___ Dataset entries

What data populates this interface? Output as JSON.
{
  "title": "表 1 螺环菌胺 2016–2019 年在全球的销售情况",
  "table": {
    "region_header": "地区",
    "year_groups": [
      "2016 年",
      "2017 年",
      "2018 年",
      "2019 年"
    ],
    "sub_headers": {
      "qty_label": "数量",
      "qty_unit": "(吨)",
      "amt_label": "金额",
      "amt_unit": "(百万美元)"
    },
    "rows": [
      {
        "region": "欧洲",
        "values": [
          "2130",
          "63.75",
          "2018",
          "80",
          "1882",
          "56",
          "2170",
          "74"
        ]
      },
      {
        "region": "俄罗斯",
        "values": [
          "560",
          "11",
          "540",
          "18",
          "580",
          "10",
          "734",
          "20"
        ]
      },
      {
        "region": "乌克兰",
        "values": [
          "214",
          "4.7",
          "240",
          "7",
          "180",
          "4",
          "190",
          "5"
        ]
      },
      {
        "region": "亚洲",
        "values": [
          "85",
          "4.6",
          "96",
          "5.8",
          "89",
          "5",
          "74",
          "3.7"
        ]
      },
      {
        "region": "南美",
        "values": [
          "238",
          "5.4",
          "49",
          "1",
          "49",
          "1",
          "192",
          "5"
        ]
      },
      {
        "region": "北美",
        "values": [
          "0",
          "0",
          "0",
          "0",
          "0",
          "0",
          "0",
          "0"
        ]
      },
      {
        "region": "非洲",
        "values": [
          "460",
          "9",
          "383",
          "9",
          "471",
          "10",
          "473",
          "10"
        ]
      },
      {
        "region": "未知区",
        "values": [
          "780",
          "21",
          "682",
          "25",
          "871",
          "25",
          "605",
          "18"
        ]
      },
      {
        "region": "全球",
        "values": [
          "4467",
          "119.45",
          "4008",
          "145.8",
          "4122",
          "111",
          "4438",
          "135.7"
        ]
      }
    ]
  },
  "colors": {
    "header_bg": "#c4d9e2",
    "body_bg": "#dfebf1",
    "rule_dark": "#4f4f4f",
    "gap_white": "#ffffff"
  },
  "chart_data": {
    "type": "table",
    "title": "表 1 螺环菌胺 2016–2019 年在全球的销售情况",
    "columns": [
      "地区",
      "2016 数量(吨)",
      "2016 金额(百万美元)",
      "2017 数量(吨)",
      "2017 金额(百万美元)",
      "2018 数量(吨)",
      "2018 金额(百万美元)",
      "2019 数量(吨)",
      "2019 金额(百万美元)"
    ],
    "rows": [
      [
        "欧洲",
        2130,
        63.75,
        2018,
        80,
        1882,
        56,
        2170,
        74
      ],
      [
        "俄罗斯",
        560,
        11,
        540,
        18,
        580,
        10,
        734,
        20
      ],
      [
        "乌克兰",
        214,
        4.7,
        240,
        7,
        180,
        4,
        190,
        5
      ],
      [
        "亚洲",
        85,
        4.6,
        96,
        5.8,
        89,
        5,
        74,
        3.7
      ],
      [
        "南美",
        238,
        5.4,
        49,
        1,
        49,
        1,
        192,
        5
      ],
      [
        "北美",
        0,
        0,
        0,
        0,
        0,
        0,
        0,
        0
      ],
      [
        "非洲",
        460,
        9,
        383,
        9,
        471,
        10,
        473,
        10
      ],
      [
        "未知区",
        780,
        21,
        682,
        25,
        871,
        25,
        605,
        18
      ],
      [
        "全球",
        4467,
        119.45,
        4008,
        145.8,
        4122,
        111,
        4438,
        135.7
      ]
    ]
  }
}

______

(Work required)
Reply with one number only: how many lines of the listing hold "螺环菌胺"?

(Response to this exercise)
2